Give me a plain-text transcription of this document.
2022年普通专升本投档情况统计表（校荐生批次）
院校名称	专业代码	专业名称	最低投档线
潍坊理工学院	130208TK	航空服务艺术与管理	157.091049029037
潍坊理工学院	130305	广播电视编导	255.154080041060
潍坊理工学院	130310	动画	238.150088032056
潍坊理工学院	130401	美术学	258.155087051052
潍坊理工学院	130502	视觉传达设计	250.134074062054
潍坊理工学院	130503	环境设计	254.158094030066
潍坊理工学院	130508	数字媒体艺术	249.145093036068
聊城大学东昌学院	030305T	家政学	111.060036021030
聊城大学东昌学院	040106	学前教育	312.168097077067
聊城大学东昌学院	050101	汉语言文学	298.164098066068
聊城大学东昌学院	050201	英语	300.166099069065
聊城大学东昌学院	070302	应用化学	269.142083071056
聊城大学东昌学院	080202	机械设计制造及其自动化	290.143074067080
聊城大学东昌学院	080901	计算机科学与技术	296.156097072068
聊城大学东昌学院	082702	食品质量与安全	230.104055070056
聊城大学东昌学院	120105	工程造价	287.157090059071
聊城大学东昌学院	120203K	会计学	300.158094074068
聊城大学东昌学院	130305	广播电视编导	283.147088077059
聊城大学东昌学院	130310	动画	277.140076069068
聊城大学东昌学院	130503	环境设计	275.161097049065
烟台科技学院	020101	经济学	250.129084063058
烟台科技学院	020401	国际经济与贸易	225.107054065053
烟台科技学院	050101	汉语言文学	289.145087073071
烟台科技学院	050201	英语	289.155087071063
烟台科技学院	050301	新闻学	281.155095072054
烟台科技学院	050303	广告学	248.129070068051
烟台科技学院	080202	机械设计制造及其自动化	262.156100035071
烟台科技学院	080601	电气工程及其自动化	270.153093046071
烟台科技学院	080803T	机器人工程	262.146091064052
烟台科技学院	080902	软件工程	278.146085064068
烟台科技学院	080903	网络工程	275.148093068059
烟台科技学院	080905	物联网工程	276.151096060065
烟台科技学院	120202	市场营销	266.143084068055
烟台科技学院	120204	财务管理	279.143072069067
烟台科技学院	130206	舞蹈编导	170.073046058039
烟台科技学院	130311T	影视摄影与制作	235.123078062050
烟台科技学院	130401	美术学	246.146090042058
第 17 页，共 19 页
-----
* [SHORT TASK]:
What is the number of lines in the listing that include the word "广播电视编导"? Give that number and nothing else.

* [SOLUTION FOR THIS PROBLEM]:
2